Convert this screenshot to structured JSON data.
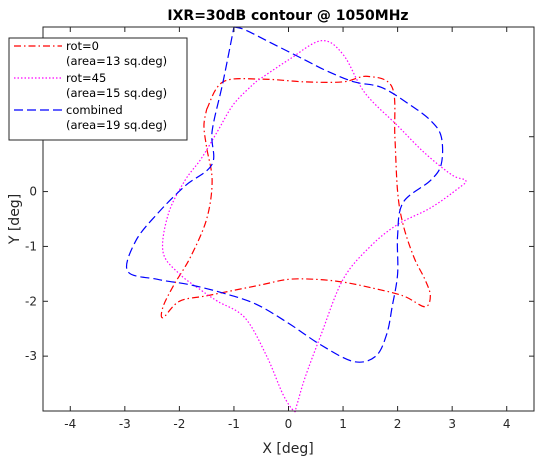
{
  "chart_data": {
    "type": "line",
    "title": "IXR=30dB contour @ 1050MHz",
    "xlabel": "X [deg]",
    "ylabel": "Y [deg]",
    "xlim": [
      -4.5,
      4.5
    ],
    "ylim": [
      -4.0,
      3.0
    ],
    "xticks": [
      -4,
      -3,
      -2,
      -1,
      0,
      1,
      2,
      3,
      4
    ],
    "yticks": [
      -3,
      -2,
      -1,
      0,
      1
    ],
    "grid": false,
    "legend_position": "top-left",
    "series": [
      {
        "legend_line1": "rot=0",
        "legend_line2": "(area=13 sq.deg)",
        "color": "#ff0000",
        "line_style": "dash-dot",
        "x": [
          -1.5,
          -1.2,
          -0.5,
          0.3,
          1.0,
          1.45,
          1.9,
          1.95,
          2.0,
          2.1,
          2.3,
          2.5,
          2.6,
          2.5,
          2.1,
          1.5,
          1.0,
          0.5,
          0.0,
          -0.5,
          -1.0,
          -1.5,
          -2.0,
          -2.3,
          -2.3,
          -2.1,
          -1.8,
          -1.5,
          -1.4,
          -1.5,
          -1.55,
          -1.5
        ],
        "y": [
          1.5,
          2.0,
          2.05,
          2.0,
          2.0,
          2.1,
          1.9,
          1.0,
          0.0,
          -0.6,
          -1.2,
          -1.6,
          -1.9,
          -2.1,
          -1.9,
          -1.75,
          -1.65,
          -1.6,
          -1.6,
          -1.7,
          -1.8,
          -1.9,
          -2.0,
          -2.3,
          -2.1,
          -1.7,
          -1.2,
          -0.5,
          0.2,
          0.8,
          1.2,
          1.5
        ]
      },
      {
        "legend_line1": "rot=45",
        "legend_line2": "(area=15 sq.deg)",
        "color": "#ff00ff",
        "line_style": "dotted",
        "x": [
          -0.6,
          0.0,
          0.6,
          1.0,
          1.4,
          2.0,
          2.5,
          3.0,
          3.25,
          3.1,
          2.6,
          2.0,
          1.5,
          1.0,
          0.6,
          0.3,
          0.15,
          0.1,
          -0.1,
          -0.4,
          -0.8,
          -1.3,
          -1.6,
          -2.0,
          -2.3,
          -2.2,
          -1.9,
          -1.6,
          -1.3,
          -1.0,
          -0.6
        ],
        "y": [
          2.0,
          2.4,
          2.75,
          2.5,
          1.8,
          1.2,
          0.7,
          0.3,
          0.2,
          0.05,
          -0.3,
          -0.6,
          -1.0,
          -1.6,
          -2.6,
          -3.4,
          -3.9,
          -4.0,
          -3.7,
          -3.0,
          -2.3,
          -2.0,
          -1.8,
          -1.5,
          -1.1,
          -0.4,
          0.2,
          0.6,
          1.1,
          1.6,
          2.0
        ]
      },
      {
        "legend_line1": "combined",
        "legend_line2": "(area=19 sq.deg)",
        "color": "#0000ff",
        "line_style": "dashed",
        "x": [
          -1.0,
          -0.8,
          -0.3,
          0.3,
          0.7,
          1.2,
          1.7,
          2.2,
          2.6,
          2.8,
          2.8,
          2.6,
          2.1,
          2.0,
          2.0,
          1.9,
          1.8,
          1.6,
          1.2,
          0.6,
          0.0,
          -0.6,
          -1.2,
          -1.8,
          -2.4,
          -2.95,
          -2.8,
          -2.4,
          -1.9,
          -1.4,
          -1.4,
          -1.2,
          -1.0
        ],
        "y": [
          3.0,
          2.95,
          2.7,
          2.4,
          2.2,
          2.0,
          1.9,
          1.6,
          1.3,
          1.0,
          0.5,
          0.2,
          -0.2,
          -0.8,
          -1.5,
          -2.1,
          -2.6,
          -3.0,
          -3.1,
          -2.8,
          -2.4,
          -2.05,
          -1.85,
          -1.7,
          -1.6,
          -1.45,
          -0.9,
          -0.4,
          0.1,
          0.5,
          1.1,
          2.0,
          3.0
        ]
      }
    ]
  }
}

==============================

**Exercise goal:**
Gather every line from the entries above where the word "area" appears, and copy them.

**Exercise answer:**
        "legend_line2": "(area=13 sq.deg)",
        "legend_line2": "(area=15 sq.deg)",
        "legend_line2": "(area=19 sq.deg)",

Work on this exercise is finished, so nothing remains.